──────── LISTED ENTRIES

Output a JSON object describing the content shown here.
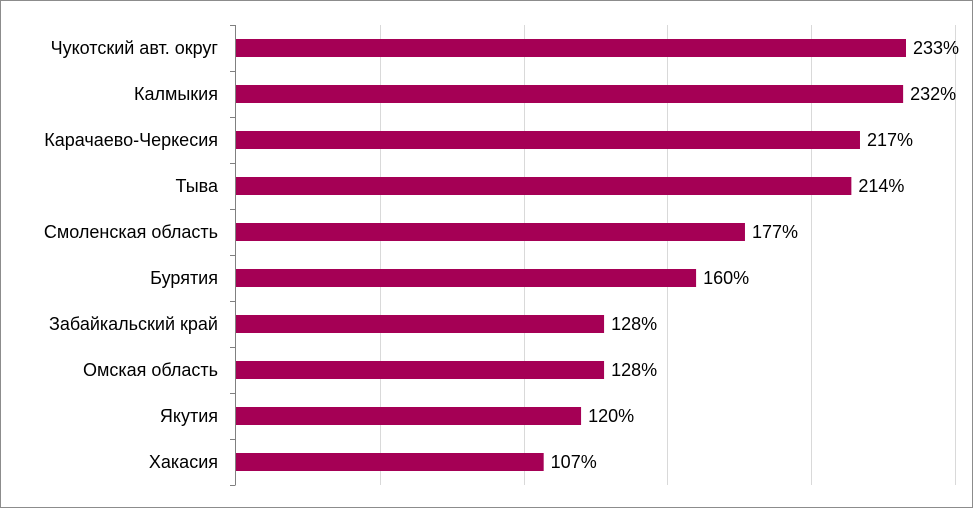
{
  "chart_data": {
    "type": "bar",
    "orientation": "horizontal",
    "categories": [
      "Чукотский авт. округ",
      "Калмыкия",
      "Карачаево-Черкесия",
      "Тыва",
      "Смоленская область",
      "Бурятия",
      "Забайкальский край",
      "Омская область",
      "Якутия",
      "Хакасия"
    ],
    "values": [
      233,
      232,
      217,
      214,
      177,
      160,
      128,
      128,
      120,
      107
    ],
    "value_labels": [
      "233%",
      "232%",
      "217%",
      "214%",
      "177%",
      "160%",
      "128%",
      "128%",
      "120%",
      "107%"
    ],
    "bar_color": "#a50055",
    "grid_color": "#d9d9d9",
    "xlim": [
      0,
      250
    ],
    "grid": true,
    "title": "",
    "xlabel": "",
    "ylabel": ""
  }
}
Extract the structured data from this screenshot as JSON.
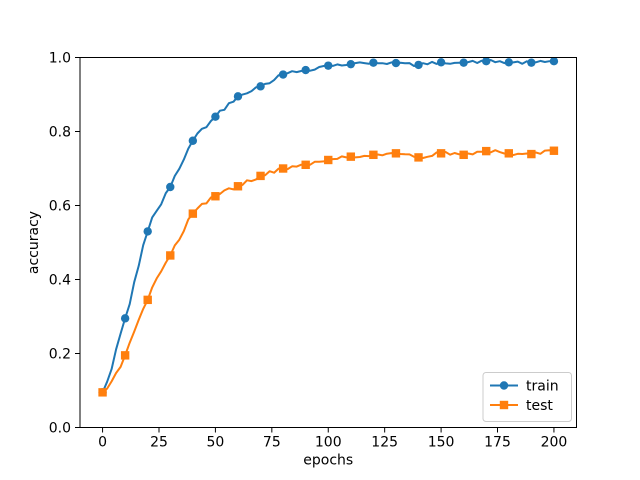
{
  "window": {
    "background": "#ffffff",
    "text_color": "#000000",
    "frame_color": "#000000",
    "legend_border_color": "#cccccc"
  },
  "chart_data": {
    "type": "line",
    "title": "",
    "xlabel": "epochs",
    "ylabel": "accuracy",
    "xlim": [
      -10,
      210
    ],
    "ylim": [
      0.0,
      1.0
    ],
    "grid": false,
    "legend": {
      "position": "lower right",
      "items": [
        "train",
        "test"
      ]
    },
    "x_ticks": [
      0,
      25,
      50,
      75,
      100,
      125,
      150,
      175,
      200
    ],
    "x_tick_labels": [
      "0",
      "25",
      "50",
      "75",
      "100",
      "125",
      "150",
      "175",
      "200"
    ],
    "y_ticks": [
      0.0,
      0.2,
      0.4,
      0.6,
      0.8,
      1.0
    ],
    "y_tick_labels": [
      "0.0",
      "0.2",
      "0.4",
      "0.6",
      "0.8",
      "1.0"
    ],
    "marker_x": [
      0,
      10,
      20,
      30,
      40,
      50,
      60,
      70,
      80,
      90,
      100,
      110,
      120,
      130,
      140,
      150,
      160,
      170,
      180,
      190,
      200
    ],
    "series": [
      {
        "name": "train",
        "color": "#1f77b4",
        "marker": "circle",
        "values": [
          0.095,
          0.295,
          0.53,
          0.65,
          0.775,
          0.84,
          0.895,
          0.922,
          0.954,
          0.966,
          0.978,
          0.982,
          0.986,
          0.985,
          0.98,
          0.987,
          0.986,
          0.99,
          0.987,
          0.986,
          0.99
        ]
      },
      {
        "name": "test",
        "color": "#ff7f0e",
        "marker": "square",
        "values": [
          0.095,
          0.195,
          0.345,
          0.465,
          0.578,
          0.625,
          0.652,
          0.68,
          0.7,
          0.71,
          0.723,
          0.732,
          0.737,
          0.741,
          0.73,
          0.741,
          0.737,
          0.747,
          0.741,
          0.739,
          0.748
        ]
      }
    ],
    "style": {
      "line_width": 2,
      "marker_size": 8.4,
      "noise_amplitude_base": 0.004,
      "noise_slope_factor": 0.35,
      "noise_seed": 42,
      "line_sample_step": 2
    }
  }
}
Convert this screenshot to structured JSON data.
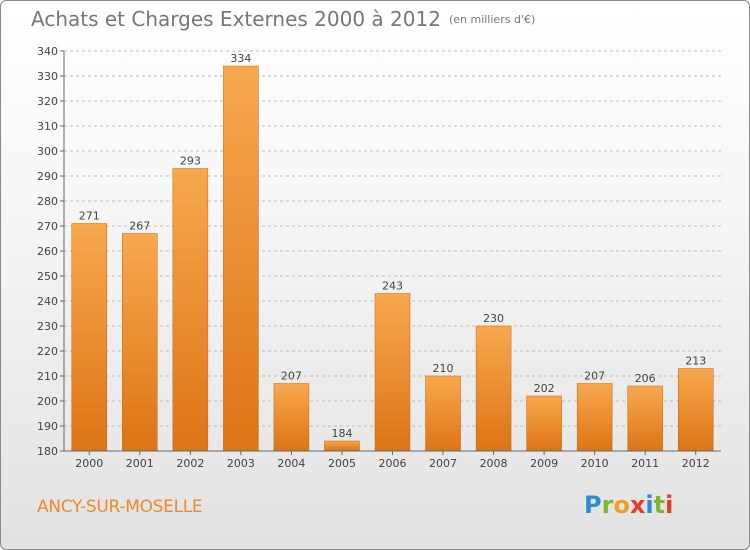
{
  "title": "Achats et Charges Externes 2000 à 2012",
  "subtitle": "(en milliers d'€)",
  "commune": "ANCY-SUR-MOSELLE",
  "logo": {
    "letters": [
      "P",
      "r",
      "o",
      "x",
      "i",
      "t",
      "i"
    ],
    "colors": [
      "#2d8ad6",
      "#7cb82f",
      "#f0a020",
      "#e23c2a",
      "#2d8ad6",
      "#7cb82f",
      "#e23c2a"
    ]
  },
  "colors": {
    "bar_light": "#f8a84e",
    "bar_dark": "#dd7415",
    "axis": "#666666",
    "grid": "#bdbdbd",
    "text": "#444444"
  },
  "chart_data": {
    "type": "bar",
    "categories": [
      "2000",
      "2001",
      "2002",
      "2003",
      "2004",
      "2005",
      "2006",
      "2007",
      "2008",
      "2009",
      "2010",
      "2011",
      "2012"
    ],
    "values": [
      271,
      267,
      293,
      334,
      207,
      184,
      243,
      210,
      230,
      202,
      207,
      206,
      213
    ],
    "ylim": [
      180,
      340
    ],
    "yticks": [
      180,
      190,
      200,
      210,
      220,
      230,
      240,
      250,
      260,
      270,
      280,
      290,
      300,
      310,
      320,
      330,
      340
    ],
    "grid": true,
    "data_labels": true
  }
}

────────────────

● **PROBLEM**: All the records need to be repeated exactly, with the images dropped.

● **ANSWER TO THIS EXERCISE**:
Output a JSON object describing the content shown here.
{
  "chart_data": {
    "type": "bar",
    "orientation": "horizontal",
    "categories": [
      "Чукотский авт. округ",
      "Калмыкия",
      "Карачаево-Черкесия",
      "Тыва",
      "Смоленская область",
      "Бурятия",
      "Забайкальский край",
      "Омская область",
      "Якутия",
      "Хакасия"
    ],
    "values": [
      233,
      232,
      217,
      214,
      177,
      160,
      128,
      128,
      120,
      107
    ],
    "value_labels": [
      "233%",
      "232%",
      "217%",
      "214%",
      "177%",
      "160%",
      "128%",
      "128%",
      "120%",
      "107%"
    ],
    "bar_color": "#a50055",
    "grid_color": "#d9d9d9",
    "xlim": [
      0,
      250
    ],
    "grid": true,
    "title": "",
    "xlabel": "",
    "ylabel": ""
  }
}
Extract the structured data from this screenshot as JSON.
{
  "window": {
    "background": "#ffffff",
    "text_color": "#000000",
    "frame_color": "#000000",
    "legend_border_color": "#cccccc"
  },
  "chart_data": {
    "type": "line",
    "title": "",
    "xlabel": "epochs",
    "ylabel": "accuracy",
    "xlim": [
      -10,
      210
    ],
    "ylim": [
      0.0,
      1.0
    ],
    "grid": false,
    "legend": {
      "position": "lower right",
      "items": [
        "train",
        "test"
      ]
    },
    "x_ticks": [
      0,
      25,
      50,
      75,
      100,
      125,
      150,
      175,
      200
    ],
    "x_tick_labels": [
      "0",
      "25",
      "50",
      "75",
      "100",
      "125",
      "150",
      "175",
      "200"
    ],
    "y_ticks": [
      0.0,
      0.2,
      0.4,
      0.6,
      0.8,
      1.0
    ],
    "y_tick_labels": [
      "0.0",
      "0.2",
      "0.4",
      "0.6",
      "0.8",
      "1.0"
    ],
    "marker_x": [
      0,
      10,
      20,
      30,
      40,
      50,
      60,
      70,
      80,
      90,
      100,
      110,
      120,
      130,
      140,
      150,
      160,
      170,
      180,
      190,
      200
    ],
    "series": [
      {
        "name": "train",
        "color": "#1f77b4",
        "marker": "circle",
        "values": [
          0.095,
          0.295,
          0.53,
          0.65,
          0.775,
          0.84,
          0.895,
          0.922,
          0.954,
          0.966,
          0.978,
          0.982,
          0.986,
          0.985,
          0.98,
          0.987,
          0.986,
          0.99,
          0.987,
          0.986,
          0.99
        ]
      },
      {
        "name": "test",
        "color": "#ff7f0e",
        "marker": "square",
        "values": [
          0.095,
          0.195,
          0.345,
          0.465,
          0.578,
          0.625,
          0.652,
          0.68,
          0.7,
          0.71,
          0.723,
          0.732,
          0.737,
          0.741,
          0.73,
          0.741,
          0.737,
          0.747,
          0.741,
          0.739,
          0.748
        ]
      }
    ],
    "style": {
      "line_width": 2,
      "marker_size": 8.4,
      "noise_amplitude_base": 0.004,
      "noise_slope_factor": 0.35,
      "noise_seed": 42,
      "line_sample_step": 2
    }
  }
}
Convert this screenshot to structured JSON data.
{
  "title": "Achats et Charges Externes 2000 à 2012",
  "subtitle": "(en milliers d'€)",
  "commune": "ANCY-SUR-MOSELLE",
  "logo": {
    "letters": [
      "P",
      "r",
      "o",
      "x",
      "i",
      "t",
      "i"
    ],
    "colors": [
      "#2d8ad6",
      "#7cb82f",
      "#f0a020",
      "#e23c2a",
      "#2d8ad6",
      "#7cb82f",
      "#e23c2a"
    ]
  },
  "colors": {
    "bar_light": "#f8a84e",
    "bar_dark": "#dd7415",
    "axis": "#666666",
    "grid": "#bdbdbd",
    "text": "#444444"
  },
  "chart_data": {
    "type": "bar",
    "categories": [
      "2000",
      "2001",
      "2002",
      "2003",
      "2004",
      "2005",
      "2006",
      "2007",
      "2008",
      "2009",
      "2010",
      "2011",
      "2012"
    ],
    "values": [
      271,
      267,
      293,
      334,
      207,
      184,
      243,
      210,
      230,
      202,
      207,
      206,
      213
    ],
    "ylim": [
      180,
      340
    ],
    "yticks": [
      180,
      190,
      200,
      210,
      220,
      230,
      240,
      250,
      260,
      270,
      280,
      290,
      300,
      310,
      320,
      330,
      340
    ],
    "grid": true,
    "data_labels": true
  }
}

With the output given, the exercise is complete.